Collected data entries:
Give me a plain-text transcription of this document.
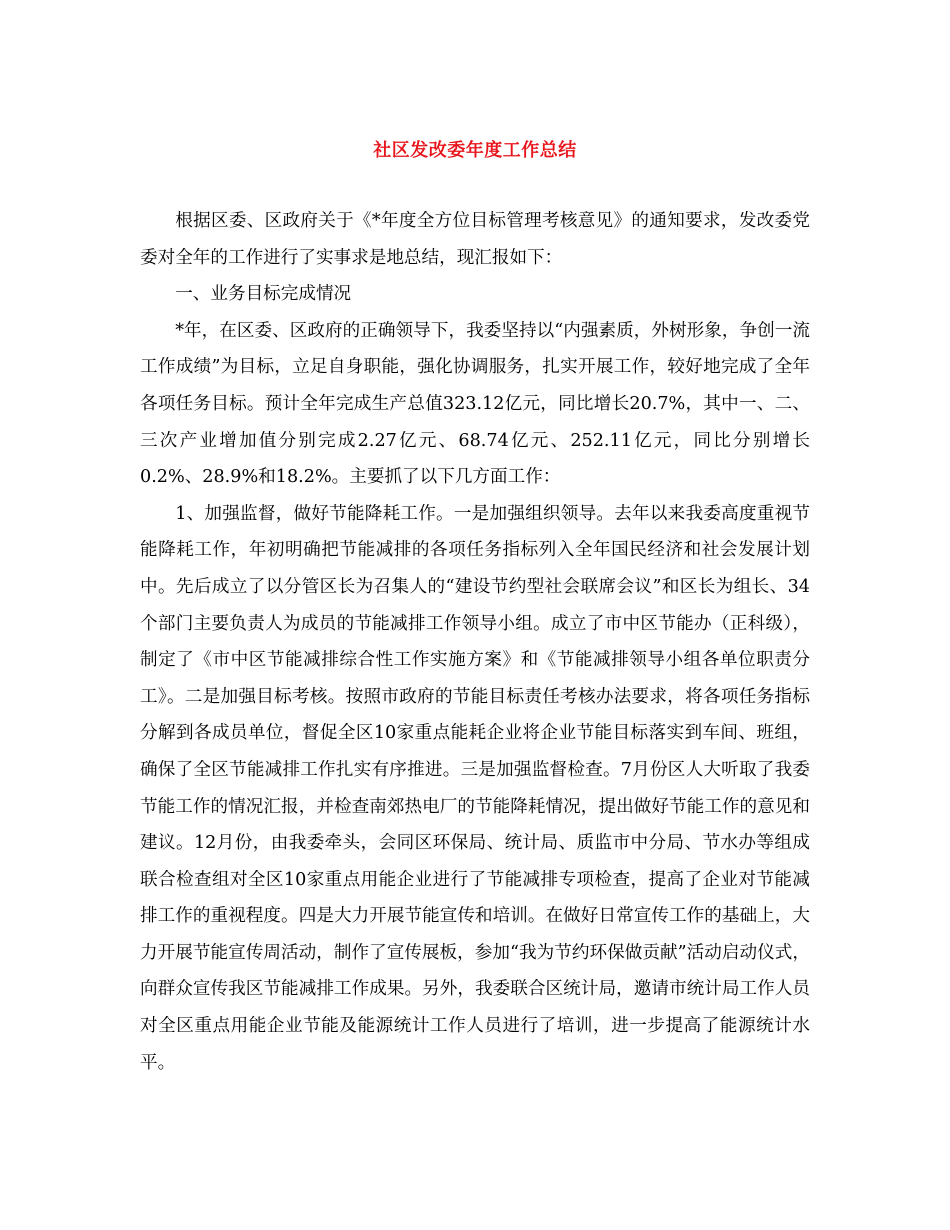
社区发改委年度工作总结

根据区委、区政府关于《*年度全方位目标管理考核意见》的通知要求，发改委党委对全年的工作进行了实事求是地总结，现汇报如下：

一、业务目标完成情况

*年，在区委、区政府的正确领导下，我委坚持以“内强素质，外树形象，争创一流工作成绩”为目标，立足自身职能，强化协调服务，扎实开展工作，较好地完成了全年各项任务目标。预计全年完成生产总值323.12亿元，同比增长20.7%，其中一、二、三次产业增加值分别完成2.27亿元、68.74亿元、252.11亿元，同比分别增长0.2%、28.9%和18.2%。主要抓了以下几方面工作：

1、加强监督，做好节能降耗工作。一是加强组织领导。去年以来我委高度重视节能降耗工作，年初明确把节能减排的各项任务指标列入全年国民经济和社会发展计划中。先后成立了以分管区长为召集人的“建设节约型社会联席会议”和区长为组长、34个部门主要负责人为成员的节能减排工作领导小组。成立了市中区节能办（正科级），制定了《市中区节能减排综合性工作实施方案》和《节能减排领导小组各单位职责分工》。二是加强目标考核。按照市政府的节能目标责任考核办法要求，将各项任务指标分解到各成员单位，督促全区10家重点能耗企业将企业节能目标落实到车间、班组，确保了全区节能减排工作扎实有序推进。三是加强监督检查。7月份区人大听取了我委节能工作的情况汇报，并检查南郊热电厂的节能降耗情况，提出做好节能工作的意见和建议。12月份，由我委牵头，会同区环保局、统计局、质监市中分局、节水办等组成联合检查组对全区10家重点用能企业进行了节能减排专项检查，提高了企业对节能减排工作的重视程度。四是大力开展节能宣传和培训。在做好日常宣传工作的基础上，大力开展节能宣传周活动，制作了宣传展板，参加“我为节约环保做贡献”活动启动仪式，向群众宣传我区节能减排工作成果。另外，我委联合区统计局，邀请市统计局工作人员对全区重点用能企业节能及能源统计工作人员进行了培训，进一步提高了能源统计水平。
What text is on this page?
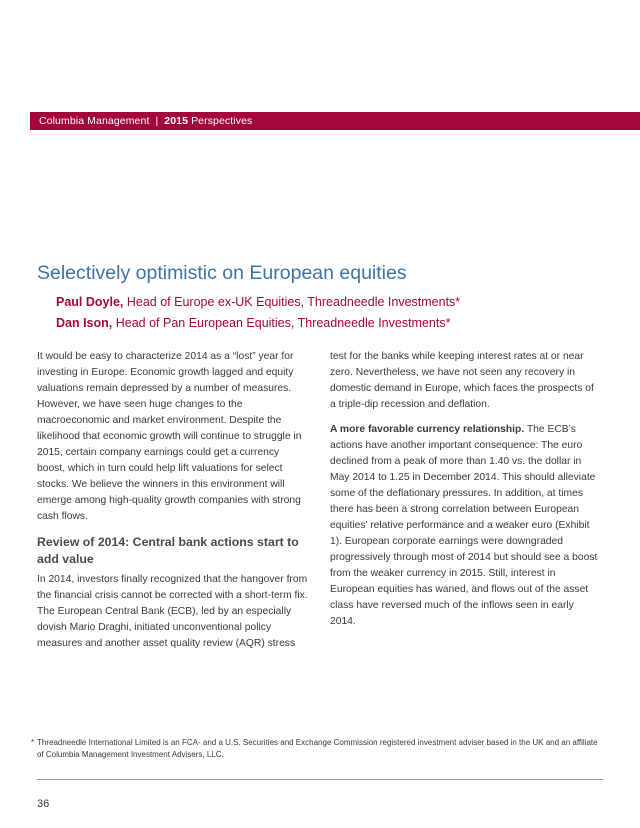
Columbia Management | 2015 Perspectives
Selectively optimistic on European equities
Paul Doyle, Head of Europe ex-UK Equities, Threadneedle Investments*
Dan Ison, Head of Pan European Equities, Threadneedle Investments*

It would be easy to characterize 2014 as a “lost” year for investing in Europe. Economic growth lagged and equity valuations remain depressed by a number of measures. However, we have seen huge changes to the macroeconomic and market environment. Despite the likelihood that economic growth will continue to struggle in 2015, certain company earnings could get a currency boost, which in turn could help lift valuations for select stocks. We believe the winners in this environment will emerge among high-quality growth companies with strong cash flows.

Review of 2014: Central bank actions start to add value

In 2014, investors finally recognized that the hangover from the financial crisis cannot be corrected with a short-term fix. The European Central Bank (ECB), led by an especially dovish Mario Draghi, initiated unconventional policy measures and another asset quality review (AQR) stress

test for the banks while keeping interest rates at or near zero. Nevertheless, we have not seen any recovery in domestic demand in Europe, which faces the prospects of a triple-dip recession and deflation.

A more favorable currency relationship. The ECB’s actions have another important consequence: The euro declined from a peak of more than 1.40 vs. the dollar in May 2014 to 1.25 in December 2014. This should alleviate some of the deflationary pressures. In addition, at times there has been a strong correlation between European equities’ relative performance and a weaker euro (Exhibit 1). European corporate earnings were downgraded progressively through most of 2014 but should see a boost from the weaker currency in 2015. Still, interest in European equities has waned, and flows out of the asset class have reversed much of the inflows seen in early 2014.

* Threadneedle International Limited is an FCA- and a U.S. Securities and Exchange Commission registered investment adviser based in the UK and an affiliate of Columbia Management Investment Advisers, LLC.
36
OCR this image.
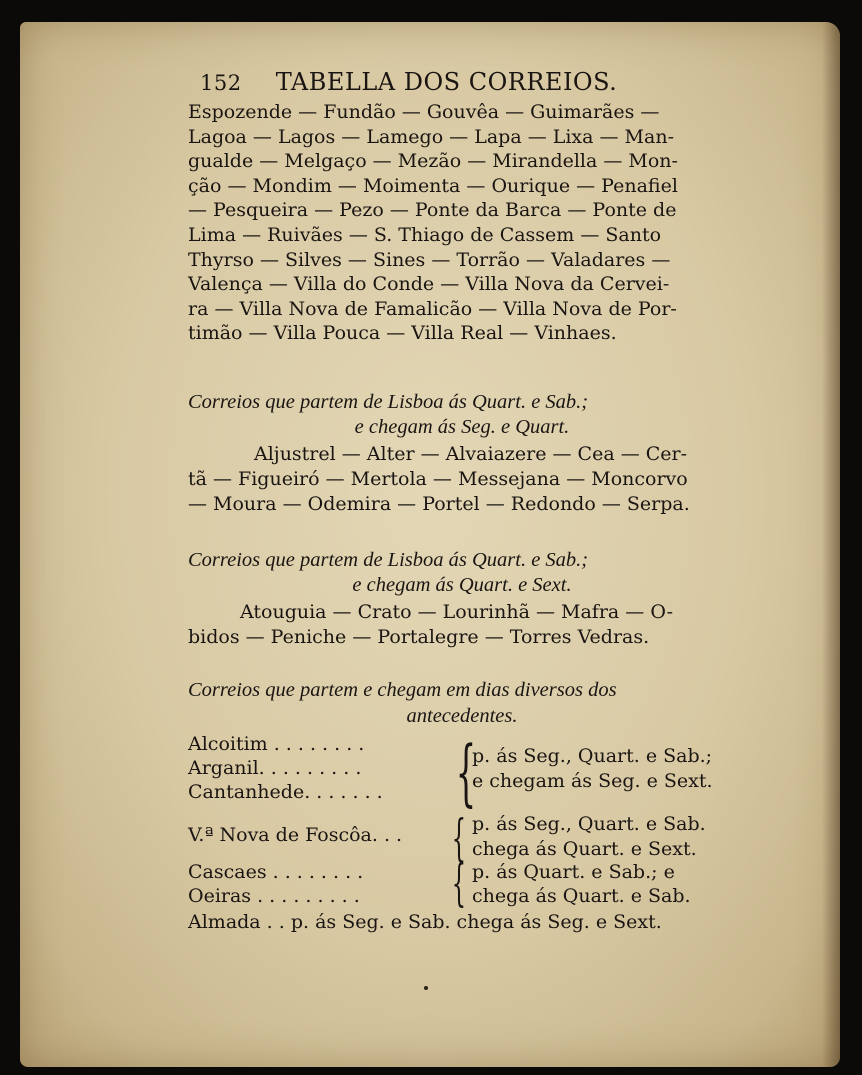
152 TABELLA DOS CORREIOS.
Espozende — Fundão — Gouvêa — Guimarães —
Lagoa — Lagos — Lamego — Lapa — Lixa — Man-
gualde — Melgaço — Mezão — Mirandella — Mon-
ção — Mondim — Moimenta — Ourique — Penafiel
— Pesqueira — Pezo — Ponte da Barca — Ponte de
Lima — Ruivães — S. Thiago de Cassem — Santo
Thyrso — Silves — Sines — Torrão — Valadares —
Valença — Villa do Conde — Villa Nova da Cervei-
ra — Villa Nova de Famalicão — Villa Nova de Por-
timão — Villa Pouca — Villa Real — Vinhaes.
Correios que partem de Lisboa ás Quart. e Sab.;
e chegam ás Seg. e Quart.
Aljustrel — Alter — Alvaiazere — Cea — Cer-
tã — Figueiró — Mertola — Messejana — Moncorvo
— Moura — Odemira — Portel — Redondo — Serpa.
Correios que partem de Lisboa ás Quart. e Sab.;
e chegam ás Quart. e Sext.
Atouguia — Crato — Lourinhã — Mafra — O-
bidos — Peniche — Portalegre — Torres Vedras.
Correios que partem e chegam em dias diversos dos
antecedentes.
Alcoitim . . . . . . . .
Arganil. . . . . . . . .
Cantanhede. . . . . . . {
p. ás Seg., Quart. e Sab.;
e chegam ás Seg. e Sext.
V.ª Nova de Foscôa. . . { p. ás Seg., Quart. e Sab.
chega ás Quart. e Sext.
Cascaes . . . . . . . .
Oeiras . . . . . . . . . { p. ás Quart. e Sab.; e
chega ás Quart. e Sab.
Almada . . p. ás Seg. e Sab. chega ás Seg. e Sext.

● The exercise
Quote the preceding listing precisely and completely, omitting its images.

● Result below
Give me a plain-text transcription of this document.
社区发改委年度工作总结

根据区委、区政府关于《*年度全方位目标管理考核意见》的通知要求，发改委党委对全年的工作进行了实事求是地总结，现汇报如下：

一、业务目标完成情况

*年，在区委、区政府的正确领导下，我委坚持以“内强素质，外树形象，争创一流工作成绩”为目标，立足自身职能，强化协调服务，扎实开展工作，较好地完成了全年各项任务目标。预计全年完成生产总值323.12亿元，同比增长20.7%，其中一、二、三次产业增加值分别完成2.27亿元、68.74亿元、252.11亿元，同比分别增长0.2%、28.9%和18.2%。主要抓了以下几方面工作：

1、加强监督，做好节能降耗工作。一是加强组织领导。去年以来我委高度重视节能降耗工作，年初明确把节能减排的各项任务指标列入全年国民经济和社会发展计划中。先后成立了以分管区长为召集人的“建设节约型社会联席会议”和区长为组长、34个部门主要负责人为成员的节能减排工作领导小组。成立了市中区节能办（正科级），制定了《市中区节能减排综合性工作实施方案》和《节能减排领导小组各单位职责分工》。二是加强目标考核。按照市政府的节能目标责任考核办法要求，将各项任务指标分解到各成员单位，督促全区10家重点能耗企业将企业节能目标落实到车间、班组，确保了全区节能减排工作扎实有序推进。三是加强监督检查。7月份区人大听取了我委节能工作的情况汇报，并检查南郊热电厂的节能降耗情况，提出做好节能工作的意见和建议。12月份，由我委牵头，会同区环保局、统计局、质监市中分局、节水办等组成联合检查组对全区10家重点用能企业进行了节能减排专项检查，提高了企业对节能减排工作的重视程度。四是大力开展节能宣传和培训。在做好日常宣传工作的基础上，大力开展节能宣传周活动，制作了宣传展板，参加“我为节约环保做贡献”活动启动仪式，向群众宣传我区节能减排工作成果。另外，我委联合区统计局，邀请市统计局工作人员对全区重点用能企业节能及能源统计工作人员进行了培训，进一步提高了能源统计水平。
What text is on this page?
Columbia Management | 2015 Perspectives
Selectively optimistic on European equities
Paul Doyle, Head of Europe ex-UK Equities, Threadneedle Investments*
Dan Ison, Head of Pan European Equities, Threadneedle Investments*

It would be easy to characterize 2014 as a “lost” year for investing in Europe. Economic growth lagged and equity valuations remain depressed by a number of measures. However, we have seen huge changes to the macroeconomic and market environment. Despite the likelihood that economic growth will continue to struggle in 2015, certain company earnings could get a currency boost, which in turn could help lift valuations for select stocks. We believe the winners in this environment will emerge among high-quality growth companies with strong cash flows.

Review of 2014: Central bank actions start to add value

In 2014, investors finally recognized that the hangover from the financial crisis cannot be corrected with a short-term fix. The European Central Bank (ECB), led by an especially dovish Mario Draghi, initiated unconventional policy measures and another asset quality review (AQR) stress

test for the banks while keeping interest rates at or near zero. Nevertheless, we have not seen any recovery in domestic demand in Europe, which faces the prospects of a triple-dip recession and deflation.

A more favorable currency relationship. The ECB’s actions have another important consequence: The euro declined from a peak of more than 1.40 vs. the dollar in May 2014 to 1.25 in December 2014. This should alleviate some of the deflationary pressures. In addition, at times there has been a strong correlation between European equities’ relative performance and a weaker euro (Exhibit 1). European corporate earnings were downgraded progressively through most of 2014 but should see a boost from the weaker currency in 2015. Still, interest in European equities has waned, and flows out of the asset class have reversed much of the inflows seen in early 2014.

* Threadneedle International Limited is an FCA- and a U.S. Securities and Exchange Commission registered investment adviser based in the UK and an affiliate of Columbia Management Investment Advisers, LLC.
36
OCR this image.
152 TABELLA DOS CORREIOS.
Espozende — Fundão — Gouvêa — Guimarães —
Lagoa — Lagos — Lamego — Lapa — Lixa — Man-
gualde — Melgaço — Mezão — Mirandella — Mon-
ção — Mondim — Moimenta — Ourique — Penafiel
— Pesqueira — Pezo — Ponte da Barca — Ponte de
Lima — Ruivães — S. Thiago de Cassem — Santo
Thyrso — Silves — Sines — Torrão — Valadares —
Valença — Villa do Conde — Villa Nova da Cervei-
ra — Villa Nova de Famalicão — Villa Nova de Por-
timão — Villa Pouca — Villa Real — Vinhaes.
Correios que partem de Lisboa ás Quart. e Sab.;
e chegam ás Seg. e Quart.
Aljustrel — Alter — Alvaiazere — Cea — Cer-
tã — Figueiró — Mertola — Messejana — Moncorvo
— Moura — Odemira — Portel — Redondo — Serpa.
Correios que partem de Lisboa ás Quart. e Sab.;
e chegam ás Quart. e Sext.
Atouguia — Crato — Lourinhã — Mafra — O-
bidos — Peniche — Portalegre — Torres Vedras.
Correios que partem e chegam em dias diversos dos
antecedentes.
Alcoitim . . . . . . . .
Arganil. . . . . . . . .
Cantanhede. . . . . . . {
p. ás Seg., Quart. e Sab.;
e chegam ás Seg. e Sext.
V.ª Nova de Foscôa. . . { p. ás Seg., Quart. e Sab.
chega ás Quart. e Sext.
Cascaes . . . . . . . .
Oeiras . . . . . . . . . { p. ás Quart. e Sab.; e
chega ás Quart. e Sab.
Almada . . p. ás Seg. e Sab. chega ás Seg. e Sext.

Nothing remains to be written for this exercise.